◆ WHAT IS BEING ASKED: Your task is to print the material below exactly as presented.

◆ INPUT MATERIAL:
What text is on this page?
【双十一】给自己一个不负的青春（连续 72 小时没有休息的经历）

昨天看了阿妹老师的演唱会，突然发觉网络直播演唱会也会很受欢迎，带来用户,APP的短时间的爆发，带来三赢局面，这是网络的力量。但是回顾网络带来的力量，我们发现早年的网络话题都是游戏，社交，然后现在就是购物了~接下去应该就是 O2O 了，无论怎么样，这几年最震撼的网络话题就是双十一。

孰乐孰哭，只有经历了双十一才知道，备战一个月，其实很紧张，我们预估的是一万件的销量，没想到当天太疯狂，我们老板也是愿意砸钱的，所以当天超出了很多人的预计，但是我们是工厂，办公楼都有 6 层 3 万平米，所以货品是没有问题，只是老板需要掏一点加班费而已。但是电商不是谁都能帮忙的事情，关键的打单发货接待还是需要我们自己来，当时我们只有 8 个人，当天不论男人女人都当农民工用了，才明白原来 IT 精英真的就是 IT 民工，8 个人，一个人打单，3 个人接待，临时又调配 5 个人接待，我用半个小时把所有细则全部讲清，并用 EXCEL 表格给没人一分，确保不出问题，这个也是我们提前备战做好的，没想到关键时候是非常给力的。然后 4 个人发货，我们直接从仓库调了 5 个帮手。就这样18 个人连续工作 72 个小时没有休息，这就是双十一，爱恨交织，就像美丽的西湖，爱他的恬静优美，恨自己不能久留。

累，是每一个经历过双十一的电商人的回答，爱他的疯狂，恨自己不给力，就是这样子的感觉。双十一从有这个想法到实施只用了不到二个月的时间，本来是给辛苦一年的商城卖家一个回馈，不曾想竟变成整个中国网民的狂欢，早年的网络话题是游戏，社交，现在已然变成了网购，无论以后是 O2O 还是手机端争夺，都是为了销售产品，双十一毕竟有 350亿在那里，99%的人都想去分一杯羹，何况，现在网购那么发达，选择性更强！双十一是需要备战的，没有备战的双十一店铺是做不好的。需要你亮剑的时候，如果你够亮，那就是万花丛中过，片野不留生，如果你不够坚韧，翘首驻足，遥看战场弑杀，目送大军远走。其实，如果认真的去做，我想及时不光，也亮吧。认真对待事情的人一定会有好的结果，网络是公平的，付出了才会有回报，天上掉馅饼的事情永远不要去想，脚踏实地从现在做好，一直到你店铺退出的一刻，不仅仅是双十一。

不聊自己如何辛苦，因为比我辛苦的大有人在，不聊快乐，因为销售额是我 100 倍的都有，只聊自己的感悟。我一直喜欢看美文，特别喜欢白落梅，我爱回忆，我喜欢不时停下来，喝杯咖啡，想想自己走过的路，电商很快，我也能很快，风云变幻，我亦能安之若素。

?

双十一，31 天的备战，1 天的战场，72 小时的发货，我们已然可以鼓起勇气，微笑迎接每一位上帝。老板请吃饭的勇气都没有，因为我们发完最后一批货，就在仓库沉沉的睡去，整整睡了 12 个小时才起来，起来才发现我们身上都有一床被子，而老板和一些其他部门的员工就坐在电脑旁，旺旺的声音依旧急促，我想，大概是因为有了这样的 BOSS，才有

◆ COMPLETED TASK:
What text is on this page?
【双十一】给自己一个不负的青春（连续 72 小时没有休息的经历）

昨天看了阿妹老师的演唱会，突然发觉网络直播演唱会也会很受欢迎，带来用户,APP的短时间的爆发，带来三赢局面，这是网络的力量。但是回顾网络带来的力量，我们发现早年的网络话题都是游戏，社交，然后现在就是购物了~接下去应该就是 O2O 了，无论怎么样，这几年最震撼的网络话题就是双十一。

孰乐孰哭，只有经历了双十一才知道，备战一个月，其实很紧张，我们预估的是一万件的销量，没想到当天太疯狂，我们老板也是愿意砸钱的，所以当天超出了很多人的预计，但是我们是工厂，办公楼都有 6 层 3 万平米，所以货品是没有问题，只是老板需要掏一点加班费而已。但是电商不是谁都能帮忙的事情，关键的打单发货接待还是需要我们自己来，当时我们只有 8 个人，当天不论男人女人都当农民工用了，才明白原来 IT 精英真的就是 IT 民工，8 个人，一个人打单，3 个人接待，临时又调配 5 个人接待，我用半个小时把所有细则全部讲清，并用 EXCEL 表格给没人一分，确保不出问题，这个也是我们提前备战做好的，没想到关键时候是非常给力的。然后 4 个人发货，我们直接从仓库调了 5 个帮手。就这样18 个人连续工作 72 个小时没有休息，这就是双十一，爱恨交织，就像美丽的西湖，爱他的恬静优美，恨自己不能久留。

累，是每一个经历过双十一的电商人的回答，爱他的疯狂，恨自己不给力，就是这样子的感觉。双十一从有这个想法到实施只用了不到二个月的时间，本来是给辛苦一年的商城卖家一个回馈，不曾想竟变成整个中国网民的狂欢，早年的网络话题是游戏，社交，现在已然变成了网购，无论以后是 O2O 还是手机端争夺，都是为了销售产品，双十一毕竟有 350亿在那里，99%的人都想去分一杯羹，何况，现在网购那么发达，选择性更强！双十一是需要备战的，没有备战的双十一店铺是做不好的。需要你亮剑的时候，如果你够亮，那就是万花丛中过，片野不留生，如果你不够坚韧，翘首驻足，遥看战场弑杀，目送大军远走。其实，如果认真的去做，我想及时不光，也亮吧。认真对待事情的人一定会有好的结果，网络是公平的，付出了才会有回报，天上掉馅饼的事情永远不要去想，脚踏实地从现在做好，一直到你店铺退出的一刻，不仅仅是双十一。

不聊自己如何辛苦，因为比我辛苦的大有人在，不聊快乐，因为销售额是我 100 倍的都有，只聊自己的感悟。我一直喜欢看美文，特别喜欢白落梅，我爱回忆，我喜欢不时停下来，喝杯咖啡，想想自己走过的路，电商很快，我也能很快，风云变幻，我亦能安之若素。

?

双十一，31 天的备战，1 天的战场，72 小时的发货，我们已然可以鼓起勇气，微笑迎接每一位上帝。老板请吃饭的勇气都没有，因为我们发完最后一批货，就在仓库沉沉的睡去，整整睡了 12 个小时才起来，起来才发现我们身上都有一床被子，而老板和一些其他部门的员工就坐在电脑旁，旺旺的声音依旧急促，我想，大概是因为有了这样的 BOSS，才有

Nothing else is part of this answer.